- Dataset records:
+ + +

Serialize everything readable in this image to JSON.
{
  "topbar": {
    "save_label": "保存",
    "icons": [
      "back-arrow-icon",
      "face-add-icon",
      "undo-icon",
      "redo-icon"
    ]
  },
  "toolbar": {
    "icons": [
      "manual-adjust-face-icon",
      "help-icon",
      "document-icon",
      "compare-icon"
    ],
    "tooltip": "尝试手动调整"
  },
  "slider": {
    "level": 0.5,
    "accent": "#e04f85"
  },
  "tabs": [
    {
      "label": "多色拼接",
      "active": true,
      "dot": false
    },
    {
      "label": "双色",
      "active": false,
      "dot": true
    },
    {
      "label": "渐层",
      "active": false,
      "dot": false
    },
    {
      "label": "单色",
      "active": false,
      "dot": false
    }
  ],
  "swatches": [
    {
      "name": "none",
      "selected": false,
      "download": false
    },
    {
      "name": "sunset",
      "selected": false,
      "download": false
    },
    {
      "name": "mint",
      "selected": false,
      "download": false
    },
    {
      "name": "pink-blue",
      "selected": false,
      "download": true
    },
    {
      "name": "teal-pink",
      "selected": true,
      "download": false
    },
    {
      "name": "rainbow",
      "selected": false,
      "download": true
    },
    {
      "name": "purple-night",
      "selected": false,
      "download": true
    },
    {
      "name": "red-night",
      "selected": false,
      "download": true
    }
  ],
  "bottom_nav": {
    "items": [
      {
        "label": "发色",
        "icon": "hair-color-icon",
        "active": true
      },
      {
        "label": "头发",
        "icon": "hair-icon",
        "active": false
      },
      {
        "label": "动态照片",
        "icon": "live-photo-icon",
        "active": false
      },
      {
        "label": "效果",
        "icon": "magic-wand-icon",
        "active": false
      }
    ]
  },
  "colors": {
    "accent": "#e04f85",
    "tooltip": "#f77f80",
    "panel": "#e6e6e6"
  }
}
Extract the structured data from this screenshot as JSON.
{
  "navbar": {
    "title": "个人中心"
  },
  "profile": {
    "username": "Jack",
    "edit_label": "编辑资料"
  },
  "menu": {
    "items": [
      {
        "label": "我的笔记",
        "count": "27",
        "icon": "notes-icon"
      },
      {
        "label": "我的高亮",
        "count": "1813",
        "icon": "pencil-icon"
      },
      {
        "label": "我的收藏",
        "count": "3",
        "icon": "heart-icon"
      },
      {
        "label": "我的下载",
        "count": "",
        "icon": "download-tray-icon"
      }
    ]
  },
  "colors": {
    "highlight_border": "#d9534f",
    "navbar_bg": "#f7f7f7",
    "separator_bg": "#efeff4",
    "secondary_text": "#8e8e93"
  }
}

+ + +

- Request:
Reproduce the full listing exactly.

- Answer:
Serialize everything readable in this image to JSON.
{
  "topbar": {
    "save_label": "保存",
    "icons": [
      "back-arrow-icon",
      "face-add-icon",
      "undo-icon",
      "redo-icon"
    ]
  },
  "toolbar": {
    "icons": [
      "manual-adjust-face-icon",
      "help-icon",
      "document-icon",
      "compare-icon"
    ],
    "tooltip": "尝试手动调整"
  },
  "slider": {
    "level": 0.5,
    "accent": "#e04f85"
  },
  "tabs": [
    {
      "label": "多色拼接",
      "active": true,
      "dot": false
    },
    {
      "label": "双色",
      "active": false,
      "dot": true
    },
    {
      "label": "渐层",
      "active": false,
      "dot": false
    },
    {
      "label": "单色",
      "active": false,
      "dot": false
    }
  ],
  "swatches": [
    {
      "name": "none",
      "selected": false,
      "download": false
    },
    {
      "name": "sunset",
      "selected": false,
      "download": false
    },
    {
      "name": "mint",
      "selected": false,
      "download": false
    },
    {
      "name": "pink-blue",
      "selected": false,
      "download": true
    },
    {
      "name": "teal-pink",
      "selected": true,
      "download": false
    },
    {
      "name": "rainbow",
      "selected": false,
      "download": true
    },
    {
      "name": "purple-night",
      "selected": false,
      "download": true
    },
    {
      "name": "red-night",
      "selected": false,
      "download": true
    }
  ],
  "bottom_nav": {
    "items": [
      {
        "label": "发色",
        "icon": "hair-color-icon",
        "active": true
      },
      {
        "label": "头发",
        "icon": "hair-icon",
        "active": false
      },
      {
        "label": "动态照片",
        "icon": "live-photo-icon",
        "active": false
      },
      {
        "label": "效果",
        "icon": "magic-wand-icon",
        "active": false
      }
    ]
  },
  "colors": {
    "accent": "#e04f85",
    "tooltip": "#f77f80",
    "panel": "#e6e6e6"
  }
}
Extract the structured data from this screenshot as JSON.
{
  "navbar": {
    "title": "个人中心"
  },
  "profile": {
    "username": "Jack",
    "edit_label": "编辑资料"
  },
  "menu": {
    "items": [
      {
        "label": "我的笔记",
        "count": "27",
        "icon": "notes-icon"
      },
      {
        "label": "我的高亮",
        "count": "1813",
        "icon": "pencil-icon"
      },
      {
        "label": "我的收藏",
        "count": "3",
        "icon": "heart-icon"
      },
      {
        "label": "我的下载",
        "count": "",
        "icon": "download-tray-icon"
      }
    ]
  },
  "colors": {
    "highlight_border": "#d9534f",
    "navbar_bg": "#f7f7f7",
    "separator_bg": "#efeff4",
    "secondary_text": "#8e8e93"
  }
}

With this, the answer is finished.